_SET EXERCISE_
Gather, from the listing beneath this task, every line holding the string "Average".
- - - -
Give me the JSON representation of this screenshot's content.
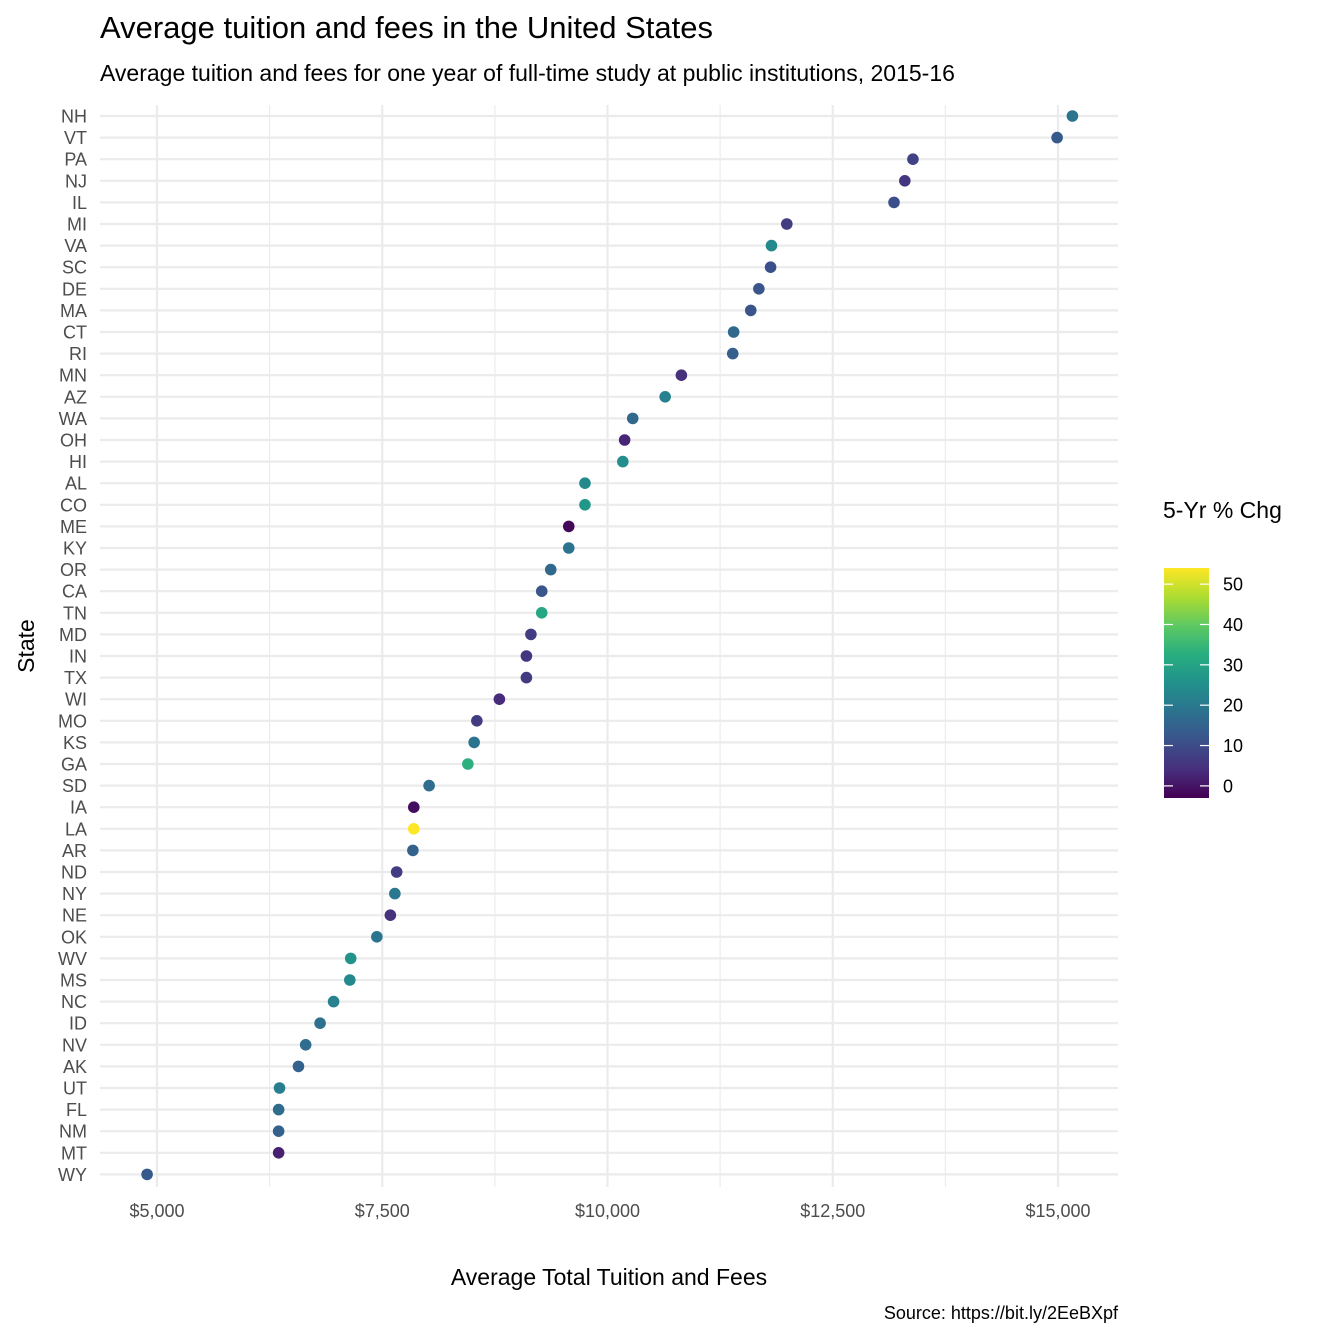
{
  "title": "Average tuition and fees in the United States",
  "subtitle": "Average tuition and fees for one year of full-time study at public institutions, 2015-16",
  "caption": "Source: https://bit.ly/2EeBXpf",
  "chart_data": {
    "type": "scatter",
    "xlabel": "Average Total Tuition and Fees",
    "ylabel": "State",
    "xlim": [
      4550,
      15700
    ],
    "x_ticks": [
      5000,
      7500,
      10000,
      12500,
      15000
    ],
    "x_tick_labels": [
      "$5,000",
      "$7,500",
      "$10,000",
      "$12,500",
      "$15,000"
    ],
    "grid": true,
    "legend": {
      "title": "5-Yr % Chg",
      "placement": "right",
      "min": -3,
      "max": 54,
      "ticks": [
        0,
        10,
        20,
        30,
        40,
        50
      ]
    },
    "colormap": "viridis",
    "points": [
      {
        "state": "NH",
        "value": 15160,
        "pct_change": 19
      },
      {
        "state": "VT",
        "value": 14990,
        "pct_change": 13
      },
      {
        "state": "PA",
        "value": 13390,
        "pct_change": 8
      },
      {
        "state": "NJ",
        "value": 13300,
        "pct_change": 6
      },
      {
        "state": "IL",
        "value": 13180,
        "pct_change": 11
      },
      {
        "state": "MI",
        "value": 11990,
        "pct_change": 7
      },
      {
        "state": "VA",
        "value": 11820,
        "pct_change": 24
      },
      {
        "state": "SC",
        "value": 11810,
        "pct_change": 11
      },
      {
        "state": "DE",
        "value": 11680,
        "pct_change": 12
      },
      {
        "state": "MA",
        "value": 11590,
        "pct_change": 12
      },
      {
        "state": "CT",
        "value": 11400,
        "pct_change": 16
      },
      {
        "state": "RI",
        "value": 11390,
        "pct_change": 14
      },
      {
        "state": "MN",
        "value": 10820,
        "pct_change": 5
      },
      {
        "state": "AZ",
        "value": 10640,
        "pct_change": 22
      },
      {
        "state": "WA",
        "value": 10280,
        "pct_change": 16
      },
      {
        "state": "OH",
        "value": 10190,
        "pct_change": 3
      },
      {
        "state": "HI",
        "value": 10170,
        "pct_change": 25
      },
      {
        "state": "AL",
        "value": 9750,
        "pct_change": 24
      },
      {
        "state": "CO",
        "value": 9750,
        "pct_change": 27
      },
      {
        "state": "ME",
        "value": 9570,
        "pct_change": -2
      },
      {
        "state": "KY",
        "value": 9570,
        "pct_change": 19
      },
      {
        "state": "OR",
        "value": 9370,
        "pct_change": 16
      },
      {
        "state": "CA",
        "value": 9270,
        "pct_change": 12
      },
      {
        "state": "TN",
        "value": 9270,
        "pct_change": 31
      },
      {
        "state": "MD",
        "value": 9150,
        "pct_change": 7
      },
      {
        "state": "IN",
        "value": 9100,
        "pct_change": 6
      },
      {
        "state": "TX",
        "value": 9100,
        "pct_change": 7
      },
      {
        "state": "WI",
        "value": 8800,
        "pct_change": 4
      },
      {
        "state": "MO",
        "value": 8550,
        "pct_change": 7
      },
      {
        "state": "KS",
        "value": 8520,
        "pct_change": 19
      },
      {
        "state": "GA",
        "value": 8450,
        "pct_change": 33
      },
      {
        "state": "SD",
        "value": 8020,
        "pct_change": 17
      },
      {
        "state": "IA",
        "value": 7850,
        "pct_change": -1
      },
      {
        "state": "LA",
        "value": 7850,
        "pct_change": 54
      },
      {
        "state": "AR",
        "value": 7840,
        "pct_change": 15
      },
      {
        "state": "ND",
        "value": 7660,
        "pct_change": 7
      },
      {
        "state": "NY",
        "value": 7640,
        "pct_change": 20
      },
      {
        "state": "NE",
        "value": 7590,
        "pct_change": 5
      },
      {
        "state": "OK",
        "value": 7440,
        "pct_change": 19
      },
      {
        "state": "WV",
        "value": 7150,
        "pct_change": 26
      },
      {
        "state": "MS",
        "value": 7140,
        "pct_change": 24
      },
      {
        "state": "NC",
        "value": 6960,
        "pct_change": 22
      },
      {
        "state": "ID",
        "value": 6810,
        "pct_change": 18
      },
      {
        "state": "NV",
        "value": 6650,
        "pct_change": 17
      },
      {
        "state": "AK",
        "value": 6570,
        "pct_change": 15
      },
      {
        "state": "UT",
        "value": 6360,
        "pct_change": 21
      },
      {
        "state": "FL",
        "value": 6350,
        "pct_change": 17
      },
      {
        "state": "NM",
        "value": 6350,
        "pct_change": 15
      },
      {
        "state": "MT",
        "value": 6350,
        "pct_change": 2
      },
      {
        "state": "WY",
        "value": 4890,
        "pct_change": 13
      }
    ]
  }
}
- - - -
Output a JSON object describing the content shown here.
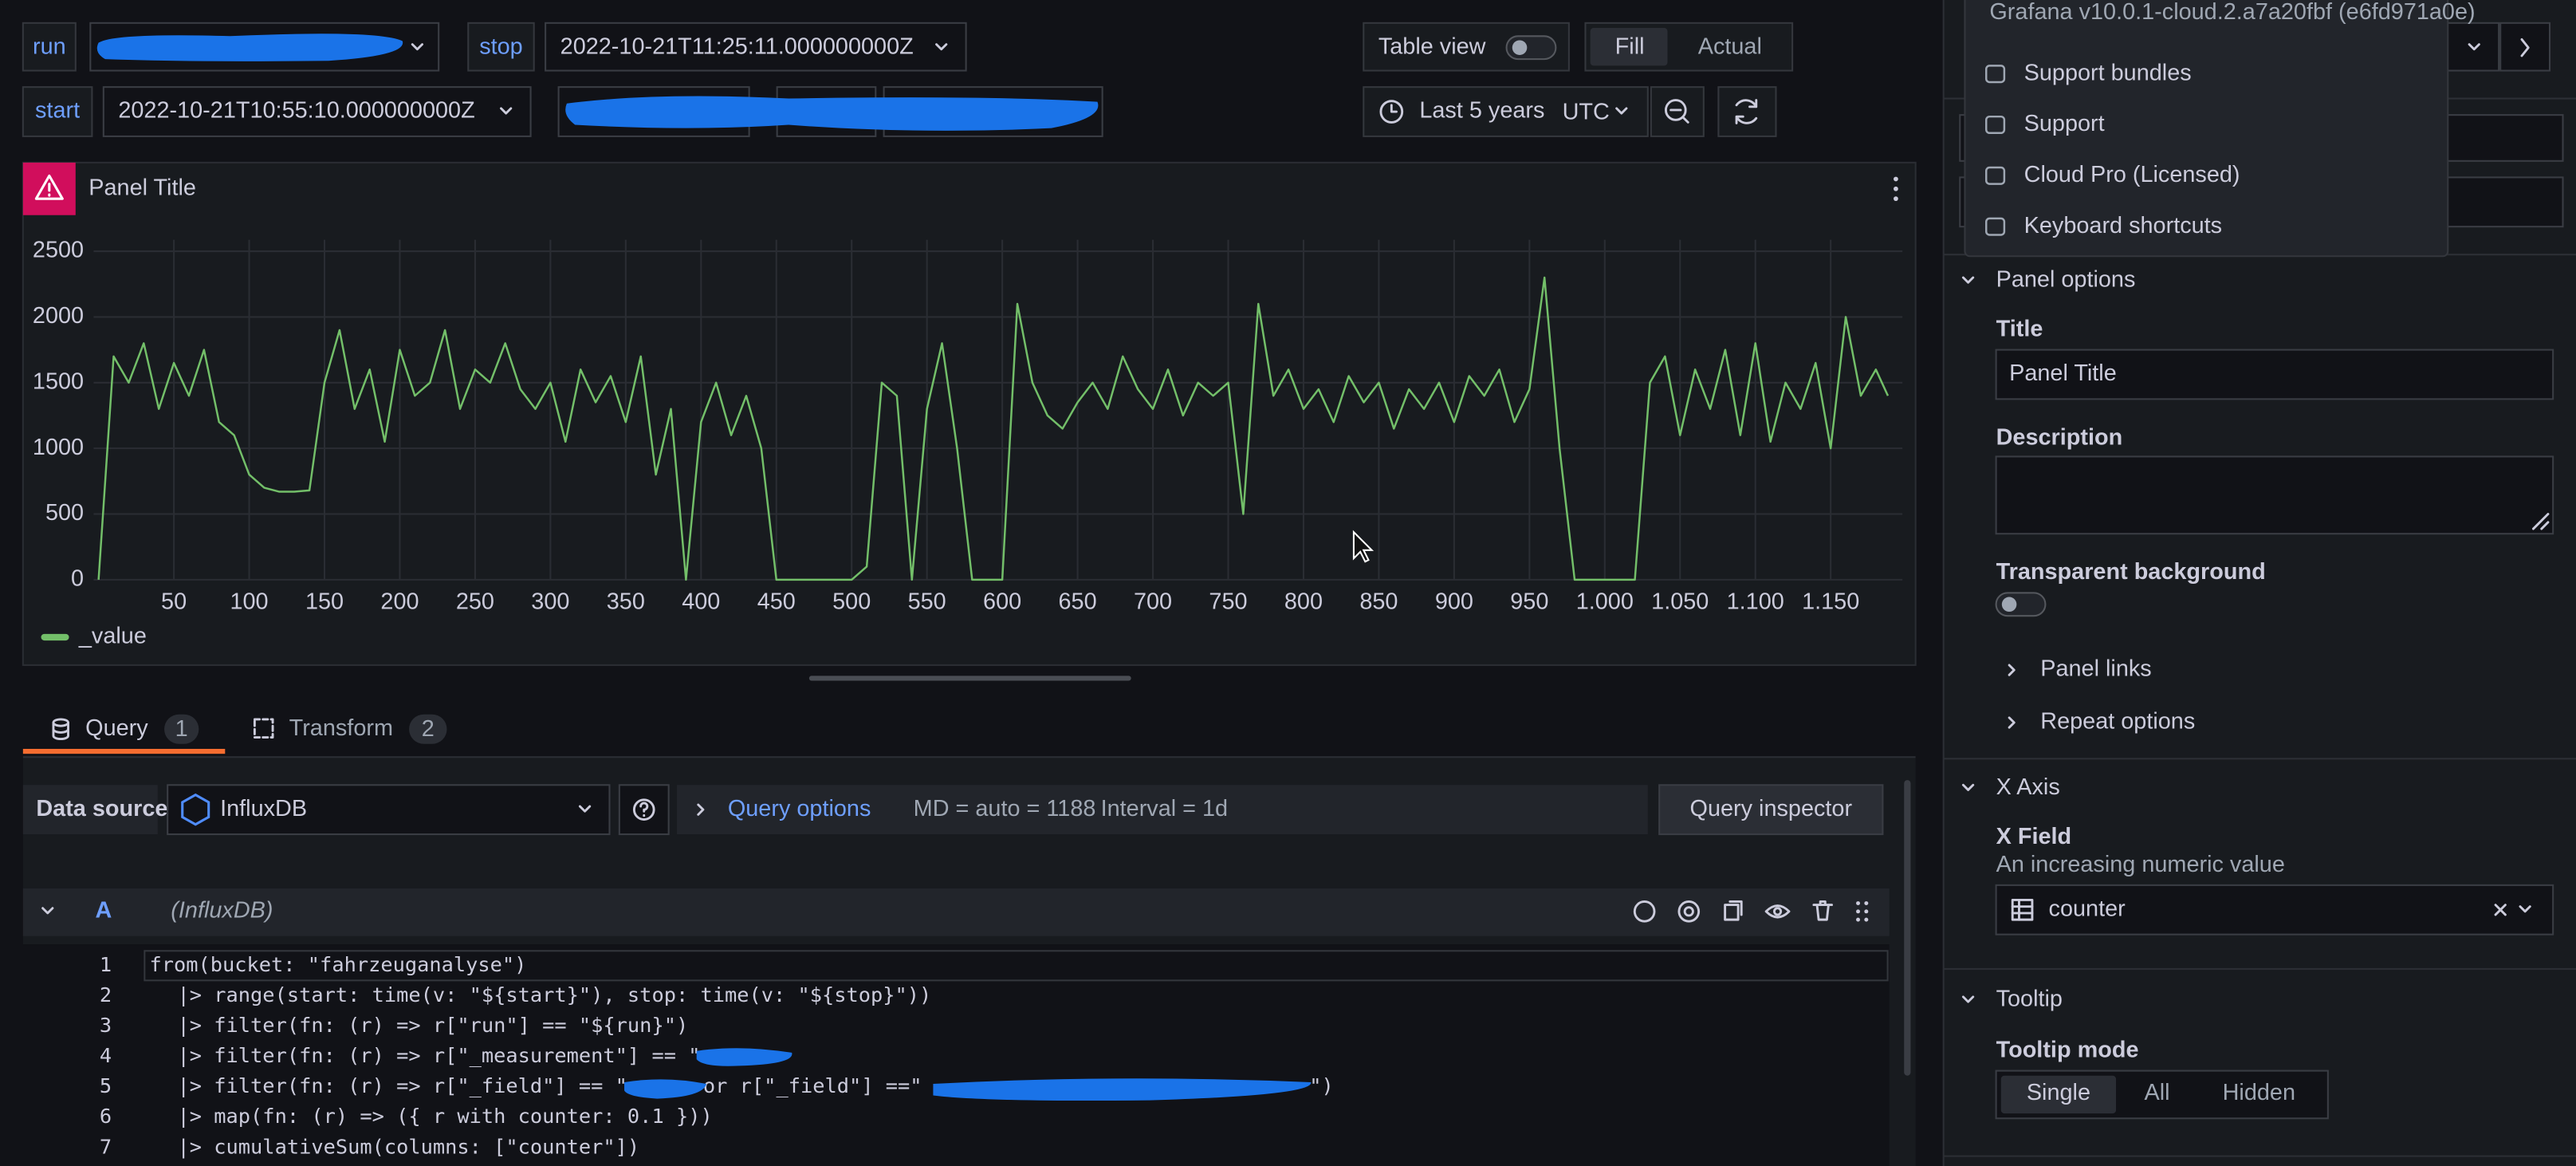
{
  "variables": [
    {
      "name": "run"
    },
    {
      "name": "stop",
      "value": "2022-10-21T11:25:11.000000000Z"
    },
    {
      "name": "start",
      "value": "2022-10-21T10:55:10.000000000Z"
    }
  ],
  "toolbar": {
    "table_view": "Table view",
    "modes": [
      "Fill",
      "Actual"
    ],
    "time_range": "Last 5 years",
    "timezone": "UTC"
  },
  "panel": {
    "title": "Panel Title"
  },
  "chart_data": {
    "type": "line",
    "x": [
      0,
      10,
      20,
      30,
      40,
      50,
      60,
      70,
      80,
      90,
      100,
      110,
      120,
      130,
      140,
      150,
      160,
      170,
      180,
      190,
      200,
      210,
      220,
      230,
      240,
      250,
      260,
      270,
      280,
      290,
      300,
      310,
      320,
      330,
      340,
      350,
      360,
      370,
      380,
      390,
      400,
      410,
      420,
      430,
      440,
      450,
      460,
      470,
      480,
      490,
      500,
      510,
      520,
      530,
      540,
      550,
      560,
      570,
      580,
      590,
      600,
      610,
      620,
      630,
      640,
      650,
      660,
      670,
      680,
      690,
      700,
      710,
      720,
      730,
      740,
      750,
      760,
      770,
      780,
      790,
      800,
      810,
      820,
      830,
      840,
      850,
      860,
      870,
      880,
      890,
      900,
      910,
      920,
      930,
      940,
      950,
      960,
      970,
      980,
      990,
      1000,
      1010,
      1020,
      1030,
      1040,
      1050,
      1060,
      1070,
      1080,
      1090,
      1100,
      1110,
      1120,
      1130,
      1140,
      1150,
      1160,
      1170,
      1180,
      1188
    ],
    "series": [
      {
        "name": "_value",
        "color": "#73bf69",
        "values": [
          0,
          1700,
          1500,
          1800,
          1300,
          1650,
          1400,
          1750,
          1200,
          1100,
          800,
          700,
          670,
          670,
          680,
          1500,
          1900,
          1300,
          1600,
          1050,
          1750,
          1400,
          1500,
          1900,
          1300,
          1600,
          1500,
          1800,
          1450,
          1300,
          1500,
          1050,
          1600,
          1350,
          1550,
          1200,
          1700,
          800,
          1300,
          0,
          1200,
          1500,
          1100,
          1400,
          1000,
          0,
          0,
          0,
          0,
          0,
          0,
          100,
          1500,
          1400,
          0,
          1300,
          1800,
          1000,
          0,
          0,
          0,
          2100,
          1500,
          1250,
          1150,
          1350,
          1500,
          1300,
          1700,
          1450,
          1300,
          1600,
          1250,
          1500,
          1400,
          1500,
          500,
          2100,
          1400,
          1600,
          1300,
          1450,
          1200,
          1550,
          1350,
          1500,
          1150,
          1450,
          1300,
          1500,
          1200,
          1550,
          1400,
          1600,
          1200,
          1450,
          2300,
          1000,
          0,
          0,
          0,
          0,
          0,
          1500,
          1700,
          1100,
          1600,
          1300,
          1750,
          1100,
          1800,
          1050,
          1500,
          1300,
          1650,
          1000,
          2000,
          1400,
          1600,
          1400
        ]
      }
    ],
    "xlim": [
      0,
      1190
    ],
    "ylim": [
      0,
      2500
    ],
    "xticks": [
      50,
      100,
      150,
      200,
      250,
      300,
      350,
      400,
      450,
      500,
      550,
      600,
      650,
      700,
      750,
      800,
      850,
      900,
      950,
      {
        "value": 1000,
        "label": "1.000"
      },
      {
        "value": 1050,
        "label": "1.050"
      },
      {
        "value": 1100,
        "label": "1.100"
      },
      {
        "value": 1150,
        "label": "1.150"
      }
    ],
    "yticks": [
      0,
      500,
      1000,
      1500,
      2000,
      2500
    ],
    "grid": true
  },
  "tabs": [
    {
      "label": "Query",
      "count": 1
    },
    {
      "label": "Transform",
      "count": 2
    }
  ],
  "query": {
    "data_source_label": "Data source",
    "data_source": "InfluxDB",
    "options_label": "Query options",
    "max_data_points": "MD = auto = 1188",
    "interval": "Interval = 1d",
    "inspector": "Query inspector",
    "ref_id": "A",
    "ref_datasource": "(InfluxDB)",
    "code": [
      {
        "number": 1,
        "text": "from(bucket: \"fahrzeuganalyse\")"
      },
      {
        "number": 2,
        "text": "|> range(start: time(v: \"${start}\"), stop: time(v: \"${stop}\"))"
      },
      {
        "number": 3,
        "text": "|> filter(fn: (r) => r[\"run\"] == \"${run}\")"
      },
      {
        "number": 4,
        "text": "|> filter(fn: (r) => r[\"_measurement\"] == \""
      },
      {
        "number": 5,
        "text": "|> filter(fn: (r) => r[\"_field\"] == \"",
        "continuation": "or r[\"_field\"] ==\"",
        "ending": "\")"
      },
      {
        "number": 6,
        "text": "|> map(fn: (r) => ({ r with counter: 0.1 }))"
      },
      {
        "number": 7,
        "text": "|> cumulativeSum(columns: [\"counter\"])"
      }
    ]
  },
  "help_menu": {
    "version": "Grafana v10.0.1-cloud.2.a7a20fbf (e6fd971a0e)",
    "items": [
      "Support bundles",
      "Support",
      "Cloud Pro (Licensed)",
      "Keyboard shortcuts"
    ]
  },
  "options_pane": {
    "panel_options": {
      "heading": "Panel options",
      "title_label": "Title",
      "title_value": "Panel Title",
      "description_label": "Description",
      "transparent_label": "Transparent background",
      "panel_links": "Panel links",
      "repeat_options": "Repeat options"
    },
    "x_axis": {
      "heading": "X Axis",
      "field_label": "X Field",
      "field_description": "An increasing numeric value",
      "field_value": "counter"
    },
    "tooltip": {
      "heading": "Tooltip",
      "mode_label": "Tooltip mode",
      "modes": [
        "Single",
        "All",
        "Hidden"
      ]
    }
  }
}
- - - -
_SOLUTION TO THIS TASK_
  "title": "Average tuition and fees in the United States",
  "subtitle": "Average tuition and fees for one year of full-time study at public institutions, 2015-16",
    "xlabel": "Average Total Tuition and Fees",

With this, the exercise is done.